--- BEGIN ---

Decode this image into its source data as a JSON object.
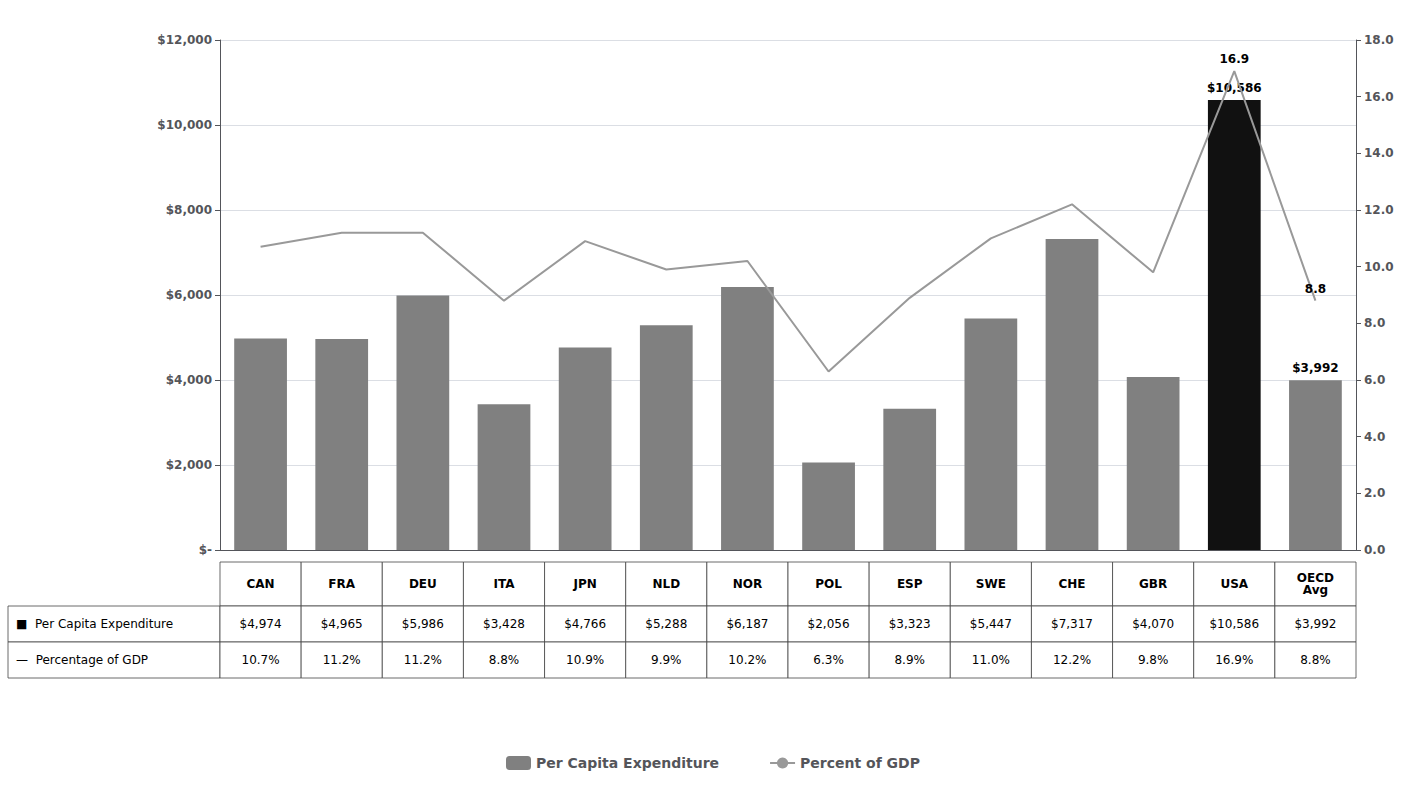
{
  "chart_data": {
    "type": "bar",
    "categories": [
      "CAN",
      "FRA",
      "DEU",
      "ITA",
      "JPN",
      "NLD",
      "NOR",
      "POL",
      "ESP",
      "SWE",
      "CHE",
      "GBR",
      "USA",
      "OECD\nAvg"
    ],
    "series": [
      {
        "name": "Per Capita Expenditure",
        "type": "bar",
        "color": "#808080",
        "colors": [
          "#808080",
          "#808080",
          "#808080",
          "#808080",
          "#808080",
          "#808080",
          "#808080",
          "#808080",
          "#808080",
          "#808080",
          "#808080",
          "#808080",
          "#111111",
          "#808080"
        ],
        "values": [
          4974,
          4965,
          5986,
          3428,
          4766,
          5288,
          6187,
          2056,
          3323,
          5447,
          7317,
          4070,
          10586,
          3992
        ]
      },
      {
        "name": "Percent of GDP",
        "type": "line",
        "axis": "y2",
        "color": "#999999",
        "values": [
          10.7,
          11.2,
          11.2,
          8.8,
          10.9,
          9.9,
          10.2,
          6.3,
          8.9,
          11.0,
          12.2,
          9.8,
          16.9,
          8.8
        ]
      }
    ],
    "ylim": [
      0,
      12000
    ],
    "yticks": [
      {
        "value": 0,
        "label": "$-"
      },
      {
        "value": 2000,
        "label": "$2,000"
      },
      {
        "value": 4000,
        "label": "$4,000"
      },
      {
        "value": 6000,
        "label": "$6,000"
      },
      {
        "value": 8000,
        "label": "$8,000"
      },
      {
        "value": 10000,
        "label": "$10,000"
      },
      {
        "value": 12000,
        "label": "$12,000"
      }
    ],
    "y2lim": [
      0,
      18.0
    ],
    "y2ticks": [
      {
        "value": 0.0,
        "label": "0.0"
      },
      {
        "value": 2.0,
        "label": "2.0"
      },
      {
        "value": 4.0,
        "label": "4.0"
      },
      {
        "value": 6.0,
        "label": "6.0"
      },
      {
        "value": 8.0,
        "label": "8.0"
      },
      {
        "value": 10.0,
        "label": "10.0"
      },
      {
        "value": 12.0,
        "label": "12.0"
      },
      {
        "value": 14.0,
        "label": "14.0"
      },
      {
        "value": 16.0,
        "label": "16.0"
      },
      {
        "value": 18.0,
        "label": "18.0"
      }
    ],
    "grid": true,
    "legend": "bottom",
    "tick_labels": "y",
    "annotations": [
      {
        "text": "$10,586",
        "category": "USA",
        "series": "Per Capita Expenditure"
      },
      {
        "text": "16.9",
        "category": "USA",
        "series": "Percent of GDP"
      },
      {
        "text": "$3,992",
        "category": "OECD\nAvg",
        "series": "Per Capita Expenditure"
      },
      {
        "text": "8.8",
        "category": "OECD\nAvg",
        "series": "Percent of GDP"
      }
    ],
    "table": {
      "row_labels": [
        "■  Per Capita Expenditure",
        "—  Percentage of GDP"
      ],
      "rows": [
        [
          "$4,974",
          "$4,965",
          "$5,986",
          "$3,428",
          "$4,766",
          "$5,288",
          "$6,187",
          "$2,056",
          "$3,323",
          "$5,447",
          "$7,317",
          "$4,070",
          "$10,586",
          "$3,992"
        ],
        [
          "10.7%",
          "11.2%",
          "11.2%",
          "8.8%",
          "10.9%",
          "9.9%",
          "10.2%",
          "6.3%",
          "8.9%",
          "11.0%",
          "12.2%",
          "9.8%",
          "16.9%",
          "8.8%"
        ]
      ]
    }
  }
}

--- END ---
--- BEGIN ---

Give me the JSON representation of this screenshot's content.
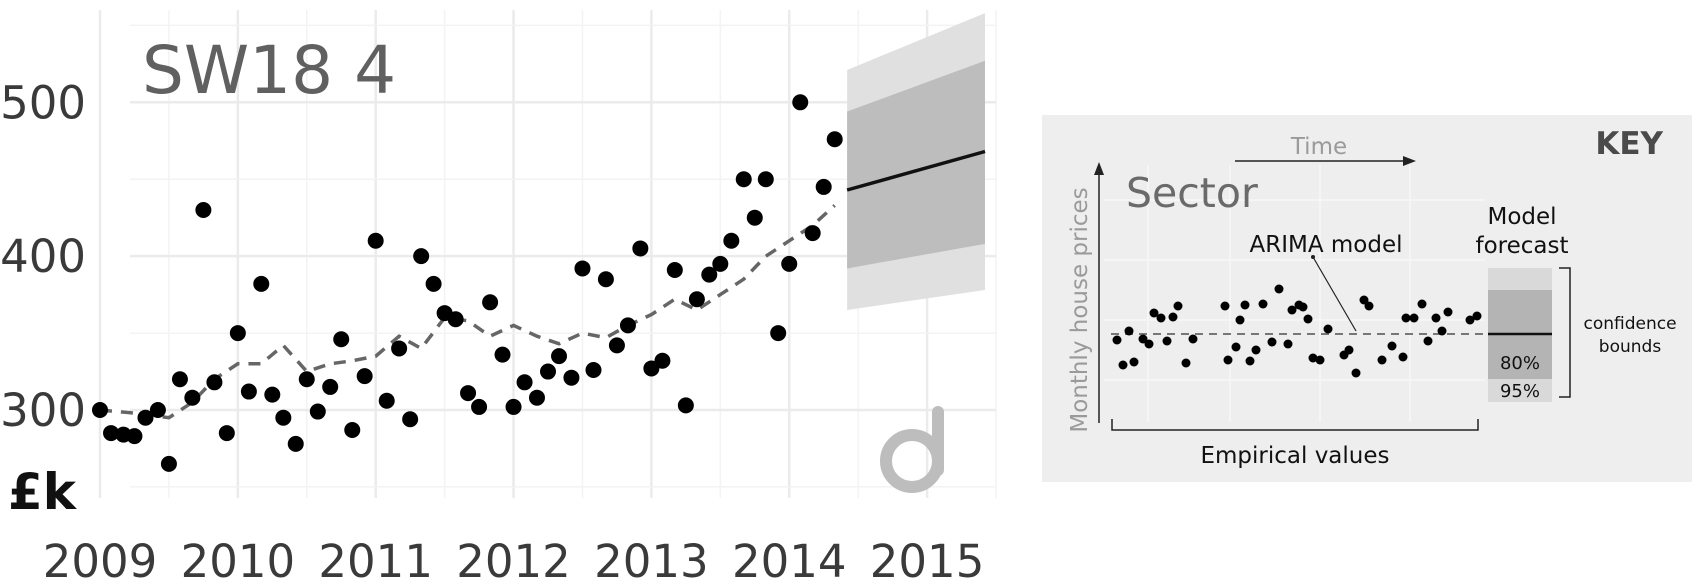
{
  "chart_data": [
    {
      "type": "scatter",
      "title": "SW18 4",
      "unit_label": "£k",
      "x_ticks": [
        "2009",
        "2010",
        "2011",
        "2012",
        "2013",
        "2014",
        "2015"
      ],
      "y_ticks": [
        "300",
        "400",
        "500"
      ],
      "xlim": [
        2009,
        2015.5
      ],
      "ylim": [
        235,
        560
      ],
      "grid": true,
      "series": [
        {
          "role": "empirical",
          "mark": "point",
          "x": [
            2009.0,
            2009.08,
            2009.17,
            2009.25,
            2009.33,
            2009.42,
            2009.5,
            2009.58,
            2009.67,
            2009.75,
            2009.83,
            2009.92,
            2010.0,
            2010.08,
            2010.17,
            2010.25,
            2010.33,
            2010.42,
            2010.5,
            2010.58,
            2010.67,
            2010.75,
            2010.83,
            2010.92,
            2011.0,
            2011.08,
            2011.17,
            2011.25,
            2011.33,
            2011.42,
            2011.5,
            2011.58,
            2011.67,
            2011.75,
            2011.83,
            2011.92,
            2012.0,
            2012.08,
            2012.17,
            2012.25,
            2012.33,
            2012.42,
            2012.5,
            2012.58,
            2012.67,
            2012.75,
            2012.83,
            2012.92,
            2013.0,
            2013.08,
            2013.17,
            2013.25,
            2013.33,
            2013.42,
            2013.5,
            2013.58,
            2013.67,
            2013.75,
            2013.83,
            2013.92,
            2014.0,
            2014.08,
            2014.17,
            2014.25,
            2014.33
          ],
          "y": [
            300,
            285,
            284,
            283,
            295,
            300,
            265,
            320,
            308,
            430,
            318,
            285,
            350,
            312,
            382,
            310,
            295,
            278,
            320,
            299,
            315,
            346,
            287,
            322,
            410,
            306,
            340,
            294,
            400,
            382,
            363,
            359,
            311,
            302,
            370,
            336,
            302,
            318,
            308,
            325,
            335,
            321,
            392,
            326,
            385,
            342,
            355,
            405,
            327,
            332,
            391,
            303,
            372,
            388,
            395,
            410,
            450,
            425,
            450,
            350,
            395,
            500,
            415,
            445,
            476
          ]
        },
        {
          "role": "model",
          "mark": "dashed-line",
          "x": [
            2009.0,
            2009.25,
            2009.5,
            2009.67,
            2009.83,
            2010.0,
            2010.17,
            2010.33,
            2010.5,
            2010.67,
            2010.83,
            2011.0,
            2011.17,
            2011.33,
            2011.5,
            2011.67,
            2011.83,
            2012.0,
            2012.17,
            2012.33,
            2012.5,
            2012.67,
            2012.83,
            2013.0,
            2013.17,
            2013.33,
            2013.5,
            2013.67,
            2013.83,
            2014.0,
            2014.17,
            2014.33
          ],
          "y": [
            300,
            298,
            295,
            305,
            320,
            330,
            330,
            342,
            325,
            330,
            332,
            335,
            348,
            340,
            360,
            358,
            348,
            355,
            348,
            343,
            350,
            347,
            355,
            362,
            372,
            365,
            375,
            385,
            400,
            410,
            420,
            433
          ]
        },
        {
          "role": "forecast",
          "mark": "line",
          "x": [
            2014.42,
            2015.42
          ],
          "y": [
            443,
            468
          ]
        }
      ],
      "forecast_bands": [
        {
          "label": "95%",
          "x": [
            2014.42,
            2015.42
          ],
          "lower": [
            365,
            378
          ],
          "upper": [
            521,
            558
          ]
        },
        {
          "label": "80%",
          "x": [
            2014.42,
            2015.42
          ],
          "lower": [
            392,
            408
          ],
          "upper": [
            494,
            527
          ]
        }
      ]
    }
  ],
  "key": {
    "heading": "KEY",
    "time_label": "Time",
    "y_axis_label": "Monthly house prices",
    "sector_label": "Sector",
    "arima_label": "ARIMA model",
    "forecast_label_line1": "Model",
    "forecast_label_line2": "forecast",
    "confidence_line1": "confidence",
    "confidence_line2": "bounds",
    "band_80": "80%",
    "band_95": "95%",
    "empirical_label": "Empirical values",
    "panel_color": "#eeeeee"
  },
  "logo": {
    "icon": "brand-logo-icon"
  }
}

--- END ---

(TASK DESCRIPTION) Search the entries for the word "Expenditure", then list each line that holds it.

(CORRECT RESPONSE)
        "name": "Per Capita Expenditure",
        "series": "Per Capita Expenditure"
        "series": "Per Capita Expenditure"
        "■  Per Capita Expenditure",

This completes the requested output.